**Task prompt**
Please repeat the data from the line containing "168, 39, 184]" through the line containing "302, 788, 426]", including both of those lines.

———

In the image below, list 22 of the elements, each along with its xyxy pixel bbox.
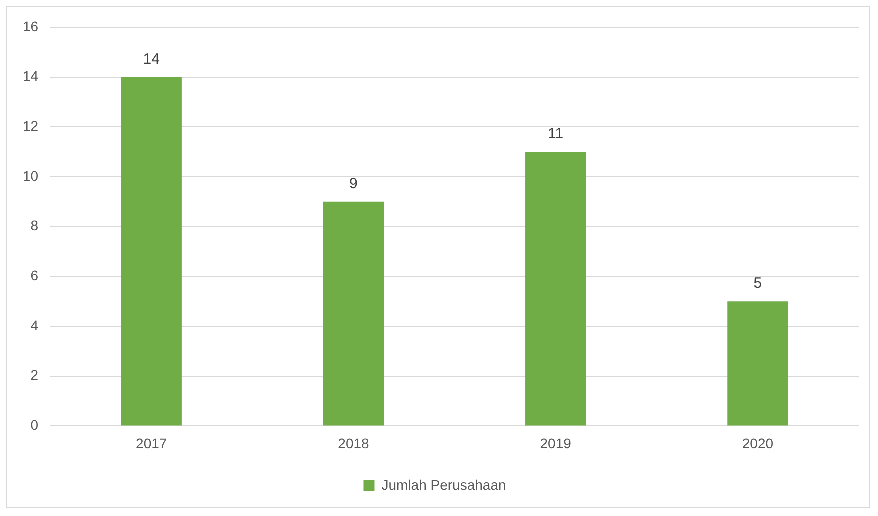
y-tick-label: 10	[22, 168, 39, 184]
bar	[323, 202, 384, 426]
y-tick-label: 16	[22, 18, 39, 34]
data-label: 9	[350, 176, 358, 193]
x-tick-label: 2020	[742, 435, 774, 452]
y-tick-label: 14	[22, 68, 39, 84]
y-tick-label: 2	[30, 367, 39, 384]
x-tick-label: 2019	[540, 435, 572, 452]
data-label: 14	[143, 50, 160, 68]
y-tick-label: 6	[30, 268, 39, 284]
data-label: 11	[548, 126, 564, 143]
bar	[121, 77, 182, 426]
bar	[526, 152, 586, 426]
bar	[728, 302, 788, 426]
y-tick-label: 0	[30, 417, 39, 434]
y-tick-label: 12	[22, 118, 39, 134]
y-tick-label: 8	[30, 218, 39, 234]
y-tick-label: 4	[30, 317, 39, 334]
legend-label: Jumlah Perusahaan	[382, 476, 506, 493]
data-label: 5	[754, 275, 762, 292]
x-tick-label: 2017	[136, 435, 168, 452]
x-tick-label: 2018	[338, 435, 370, 452]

———

**Correct answer**
y-tick-label: 10	[22, 168, 39, 184]
bar	[323, 202, 384, 426]
y-tick-label: 16	[22, 18, 39, 34]
data-label: 9	[350, 176, 358, 193]
x-tick-label: 2020	[742, 435, 774, 452]
y-tick-label: 14	[22, 68, 39, 84]
y-tick-label: 2	[30, 367, 39, 384]
x-tick-label: 2019	[540, 435, 572, 452]
data-label: 14	[143, 50, 160, 68]
y-tick-label: 6	[30, 268, 39, 284]
data-label: 11	[548, 126, 564, 143]
bar	[121, 77, 182, 426]
bar	[526, 152, 586, 426]
bar	[728, 302, 788, 426]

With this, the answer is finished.